DATA FOR THE TASK →
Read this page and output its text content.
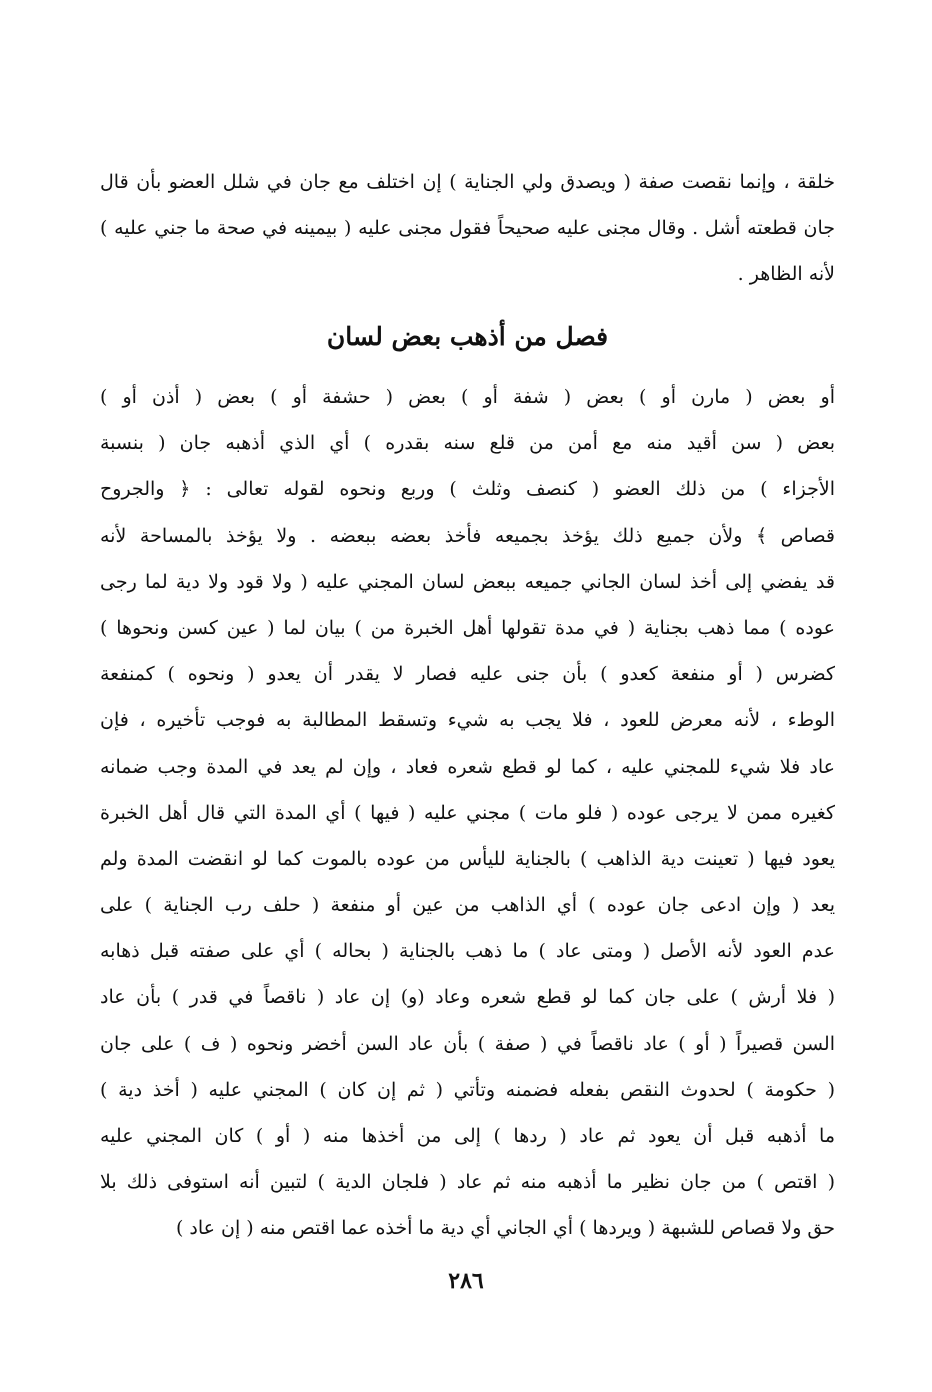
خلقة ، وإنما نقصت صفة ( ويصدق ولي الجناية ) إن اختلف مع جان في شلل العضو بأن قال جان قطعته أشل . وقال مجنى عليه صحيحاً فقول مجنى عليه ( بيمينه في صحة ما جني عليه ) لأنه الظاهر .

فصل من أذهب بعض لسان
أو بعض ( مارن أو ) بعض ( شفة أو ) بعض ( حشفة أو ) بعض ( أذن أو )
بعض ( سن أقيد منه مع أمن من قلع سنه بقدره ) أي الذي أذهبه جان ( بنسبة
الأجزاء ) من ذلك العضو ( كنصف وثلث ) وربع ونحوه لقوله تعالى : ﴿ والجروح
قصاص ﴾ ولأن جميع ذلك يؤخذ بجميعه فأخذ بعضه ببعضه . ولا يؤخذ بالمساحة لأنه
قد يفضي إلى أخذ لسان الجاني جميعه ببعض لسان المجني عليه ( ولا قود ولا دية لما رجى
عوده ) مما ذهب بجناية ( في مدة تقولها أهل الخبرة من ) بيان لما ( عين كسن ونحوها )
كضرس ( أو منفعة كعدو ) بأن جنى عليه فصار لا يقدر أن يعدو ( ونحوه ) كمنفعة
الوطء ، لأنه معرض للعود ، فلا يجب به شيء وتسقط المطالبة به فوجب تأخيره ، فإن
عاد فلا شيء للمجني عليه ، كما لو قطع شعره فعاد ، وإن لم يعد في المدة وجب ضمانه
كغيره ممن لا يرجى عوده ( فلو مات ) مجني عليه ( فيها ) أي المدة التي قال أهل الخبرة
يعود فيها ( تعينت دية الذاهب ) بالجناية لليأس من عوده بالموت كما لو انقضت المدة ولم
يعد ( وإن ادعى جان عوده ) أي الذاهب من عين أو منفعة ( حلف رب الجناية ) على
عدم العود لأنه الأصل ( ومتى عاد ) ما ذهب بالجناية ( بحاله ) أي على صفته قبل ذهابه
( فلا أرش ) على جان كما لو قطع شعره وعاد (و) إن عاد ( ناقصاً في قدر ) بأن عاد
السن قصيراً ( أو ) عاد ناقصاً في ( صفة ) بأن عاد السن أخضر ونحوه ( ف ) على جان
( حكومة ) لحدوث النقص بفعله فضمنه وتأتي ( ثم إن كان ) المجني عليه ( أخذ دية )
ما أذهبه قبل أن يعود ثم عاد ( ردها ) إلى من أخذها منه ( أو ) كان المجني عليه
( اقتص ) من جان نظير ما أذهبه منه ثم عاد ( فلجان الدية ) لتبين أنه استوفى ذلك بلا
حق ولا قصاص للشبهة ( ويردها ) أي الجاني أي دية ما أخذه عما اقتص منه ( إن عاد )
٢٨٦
* * *
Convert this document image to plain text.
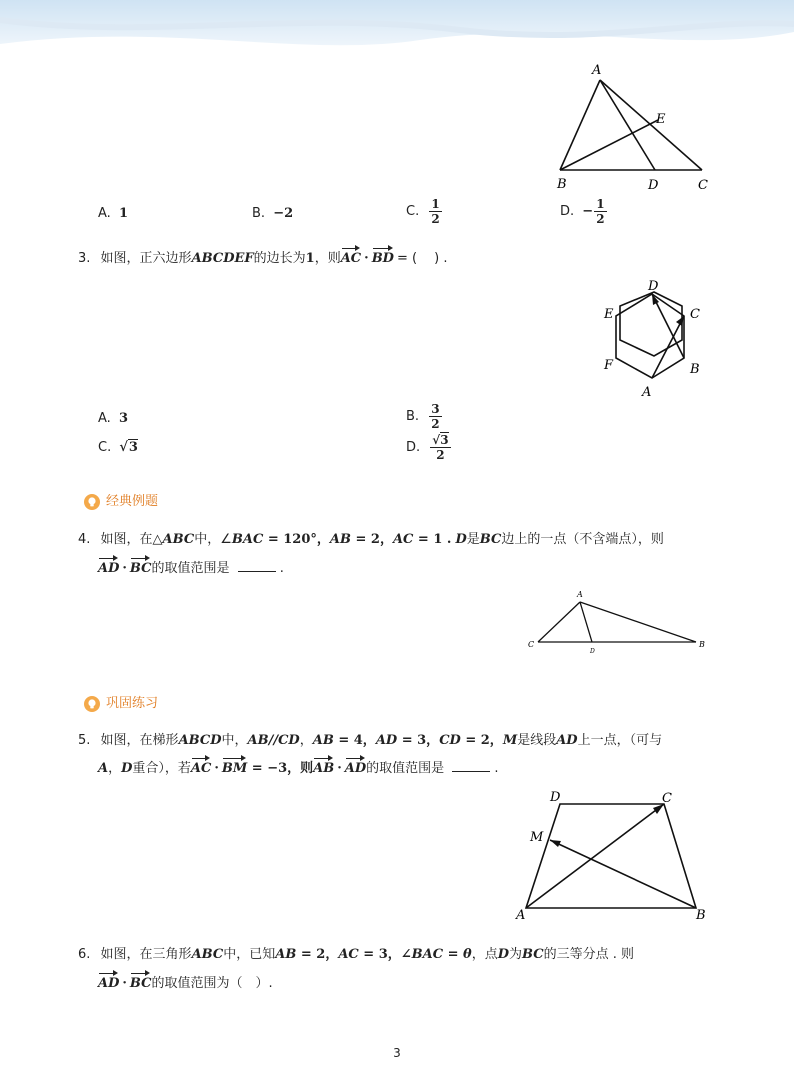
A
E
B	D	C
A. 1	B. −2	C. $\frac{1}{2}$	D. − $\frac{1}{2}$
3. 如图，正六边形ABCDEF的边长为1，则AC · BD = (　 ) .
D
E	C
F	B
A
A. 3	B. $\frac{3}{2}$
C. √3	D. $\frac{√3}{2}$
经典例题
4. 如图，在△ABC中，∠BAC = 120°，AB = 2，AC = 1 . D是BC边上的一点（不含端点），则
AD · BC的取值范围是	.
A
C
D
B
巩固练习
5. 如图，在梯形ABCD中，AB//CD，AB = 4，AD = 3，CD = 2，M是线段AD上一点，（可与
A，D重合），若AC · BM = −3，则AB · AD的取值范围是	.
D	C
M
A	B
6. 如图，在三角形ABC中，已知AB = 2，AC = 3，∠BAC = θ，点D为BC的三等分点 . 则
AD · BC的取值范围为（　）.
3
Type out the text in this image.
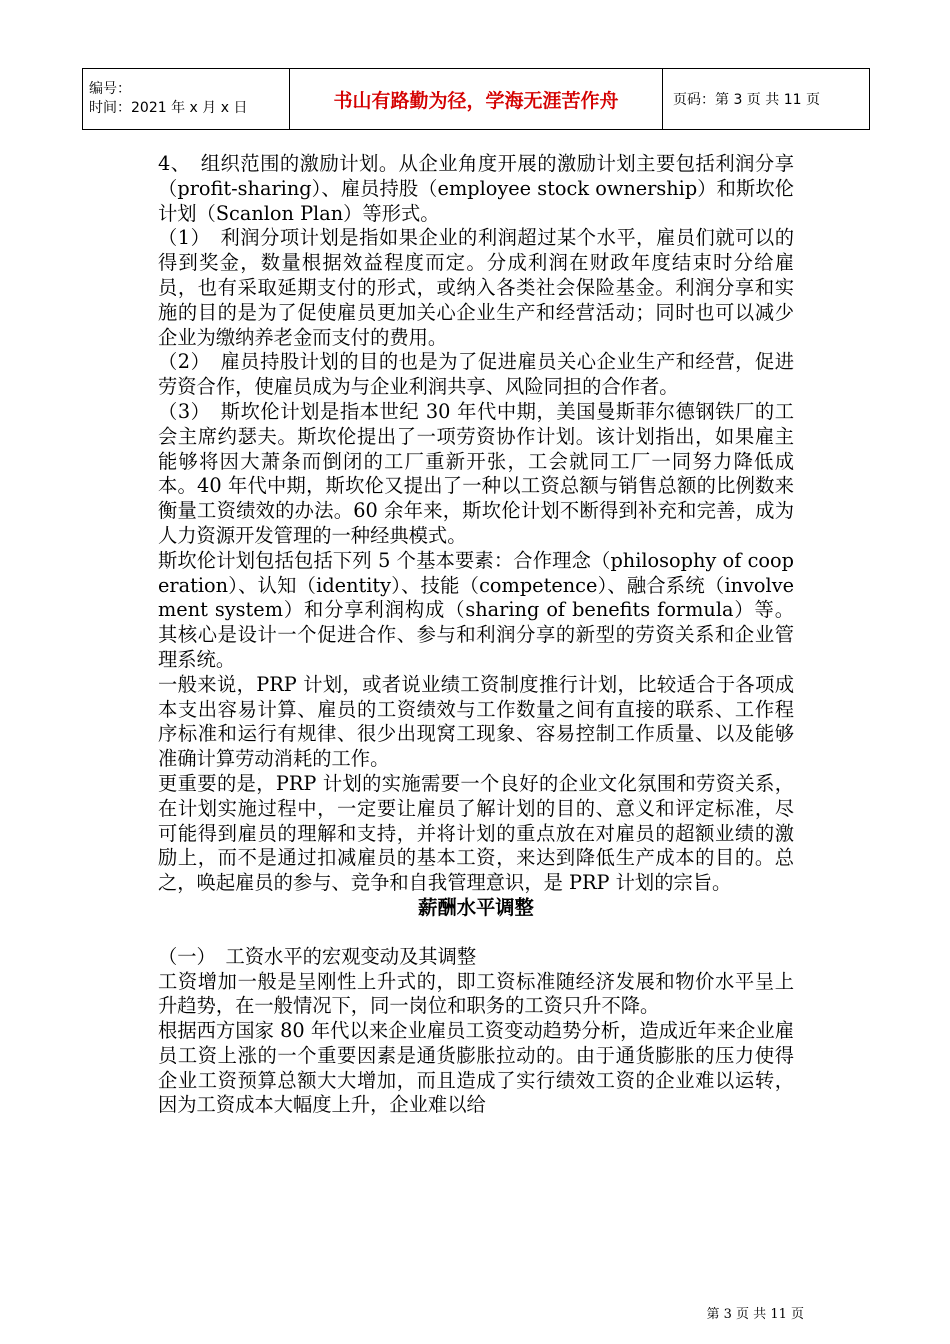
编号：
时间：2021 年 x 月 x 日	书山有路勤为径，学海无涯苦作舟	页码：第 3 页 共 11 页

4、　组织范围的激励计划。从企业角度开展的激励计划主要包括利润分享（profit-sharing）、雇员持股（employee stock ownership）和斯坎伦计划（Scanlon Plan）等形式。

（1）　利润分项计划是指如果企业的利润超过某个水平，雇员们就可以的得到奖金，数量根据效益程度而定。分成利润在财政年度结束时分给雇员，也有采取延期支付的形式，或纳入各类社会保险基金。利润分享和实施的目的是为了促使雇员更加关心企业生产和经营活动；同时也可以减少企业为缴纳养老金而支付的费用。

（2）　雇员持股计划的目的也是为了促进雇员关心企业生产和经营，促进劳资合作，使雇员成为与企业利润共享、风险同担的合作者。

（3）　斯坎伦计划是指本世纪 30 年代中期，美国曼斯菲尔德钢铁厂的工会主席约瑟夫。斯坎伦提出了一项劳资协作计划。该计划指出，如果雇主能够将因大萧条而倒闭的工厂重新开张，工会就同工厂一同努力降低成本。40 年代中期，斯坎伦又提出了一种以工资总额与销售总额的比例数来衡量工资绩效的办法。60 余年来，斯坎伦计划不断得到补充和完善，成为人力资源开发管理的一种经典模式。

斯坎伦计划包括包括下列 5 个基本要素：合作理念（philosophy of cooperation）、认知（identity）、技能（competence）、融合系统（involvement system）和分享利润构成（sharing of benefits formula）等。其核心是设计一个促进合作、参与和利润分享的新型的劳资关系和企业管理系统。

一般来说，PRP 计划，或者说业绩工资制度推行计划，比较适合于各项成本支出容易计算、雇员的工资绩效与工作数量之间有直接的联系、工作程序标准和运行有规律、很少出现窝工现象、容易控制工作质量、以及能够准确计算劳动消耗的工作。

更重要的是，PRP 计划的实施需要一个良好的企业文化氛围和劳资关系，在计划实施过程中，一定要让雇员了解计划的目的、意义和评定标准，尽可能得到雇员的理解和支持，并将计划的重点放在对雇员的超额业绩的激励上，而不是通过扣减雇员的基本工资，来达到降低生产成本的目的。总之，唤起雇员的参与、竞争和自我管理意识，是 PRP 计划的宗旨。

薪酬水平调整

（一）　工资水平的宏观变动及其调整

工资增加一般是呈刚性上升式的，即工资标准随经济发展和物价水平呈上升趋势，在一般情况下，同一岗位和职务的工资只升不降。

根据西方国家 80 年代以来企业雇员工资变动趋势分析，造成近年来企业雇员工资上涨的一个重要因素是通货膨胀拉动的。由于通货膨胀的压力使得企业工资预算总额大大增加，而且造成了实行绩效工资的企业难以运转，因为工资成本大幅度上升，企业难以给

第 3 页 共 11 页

TASK OBJECTIVE →
Of the lines above, how many contain the word "المدة"? Provide the number and nothing else.

SOLUTION BELOW →
3